Fragmento del documento:
====================

Con el paso de los años, y de una forma cada vez más profunda, el fútbol se ha transformado en uno de esos estigmas en los que la sociedad justifica la deriva de un país que tiene muchos otros asuntos urgentes, pero sin embargo ha convertido el deporte rey en una de las causas fehacientes de que nuestra situación sea la que es. Quizá todo ese discurso venga ponderado por la perspectiva donde el fútbol se convierte en poca cosa más que un asunto de hooligans —algo que ha inducido, en buena parte, la ¿prensa? deportiva— donde cualquier sentimiento queda revocado por la intransigencia de unos cuantos y por la carencia de análisis de otros muchos en torno a un deporte que otorga más matices de los que se se le advierten a priori.
David Evans, cineasta que a la postre no ha tenido mucho más recorrido en el terreno del largo y se ha centrado en lo televisivo, exponía —adaptando la novela de Nick Hornby, Fiebre en las gradas— esta disyuntiva en una comedia de tintes irónicos y humor en ocasiones soterrado que poca relación tiene con aquellos booms que sostuvo el cine británico en la década de los 90 —destacando, quizá, la Cuatro bodas y un funeral escrita por Richard Curtis—. Es así como la visión del fútbol a modo de algo más que una mera distracción, transformada en forma de vida, en manifestación de un estado comprendido entre cada victoria y cada derrota, en la longeva espera tras un partido y el siguiente, se alza a través de un ejercicio como Fever Pitch, más inclinado en buscar una constante simetría que a la exaltación de unas formas que, por momentos, se le escurren de las manos en escenas tan reveladoras como sarcásticas —genial, en ese sentido, el pequeño rol de Stephen Rea interpelando al protagonista acerca de “su” Arsenal en mitad de una reunión de trabajo—. De este modo, Evans huye del tono cercano a la comedia romántica instaurado durante esa etapa, y la contraposición entre sus dos protagonistas —interpretados por un jovencísimo Colin Firth y por Ruth Gemmell— se diluye en un equilibrio que rompe a la perfección con los patrones y directrices de un género que no es sino el escaparate para estimular una lectura madura y consistente alrededor de un tema que fácilmente puede instigar una mirada tan banal como superficial.

====================

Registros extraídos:
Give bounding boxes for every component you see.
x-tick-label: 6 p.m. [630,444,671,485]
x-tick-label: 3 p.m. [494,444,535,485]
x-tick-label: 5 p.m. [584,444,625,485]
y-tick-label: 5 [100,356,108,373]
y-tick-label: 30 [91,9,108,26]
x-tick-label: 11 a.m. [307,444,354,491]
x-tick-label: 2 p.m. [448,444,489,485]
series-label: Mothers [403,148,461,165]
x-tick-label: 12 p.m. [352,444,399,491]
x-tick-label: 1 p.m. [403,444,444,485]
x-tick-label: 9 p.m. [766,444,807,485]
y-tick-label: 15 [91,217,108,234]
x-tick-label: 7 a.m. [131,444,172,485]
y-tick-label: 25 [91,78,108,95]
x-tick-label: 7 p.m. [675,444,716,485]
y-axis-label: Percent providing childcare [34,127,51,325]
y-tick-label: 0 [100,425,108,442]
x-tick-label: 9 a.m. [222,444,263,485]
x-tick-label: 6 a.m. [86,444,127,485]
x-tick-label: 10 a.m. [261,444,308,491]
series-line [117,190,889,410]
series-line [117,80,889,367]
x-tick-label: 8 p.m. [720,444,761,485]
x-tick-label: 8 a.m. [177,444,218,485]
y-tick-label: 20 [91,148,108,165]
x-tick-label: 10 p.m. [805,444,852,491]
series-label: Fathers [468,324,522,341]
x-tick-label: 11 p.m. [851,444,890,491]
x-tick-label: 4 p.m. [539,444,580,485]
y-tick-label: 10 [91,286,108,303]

====================

Objetivo: Por favor, reproduce sin cambios el pasaje de la reseña sobre Fever Pitch que comienza en las palabras "Con el paso" y termina tras "advierten a priori.".

Respuesta del ejercicio:
Con el paso de los años, y de una forma cada vez más profunda, el fútbol se ha transformado en uno de esos estigmas en los que la sociedad justifica la deriva de un país que tiene muchos otros asuntos urgentes, pero sin embargo ha convertido el deporte rey en una de las causas fehacientes de que nuestra situación sea la que es. Quizá todo ese discurso venga ponderado por la perspectiva donde el fútbol se convierte en poca cosa más que un asunto de hooligans —algo que ha inducido, en buena parte, la ¿prensa? deportiva— donde cualquier sentimiento queda revocado por la intransigencia de unos cuantos y por la carencia de análisis de otros muchos en torno a un deporte que otorga más matices de los que se se le advierten a priori.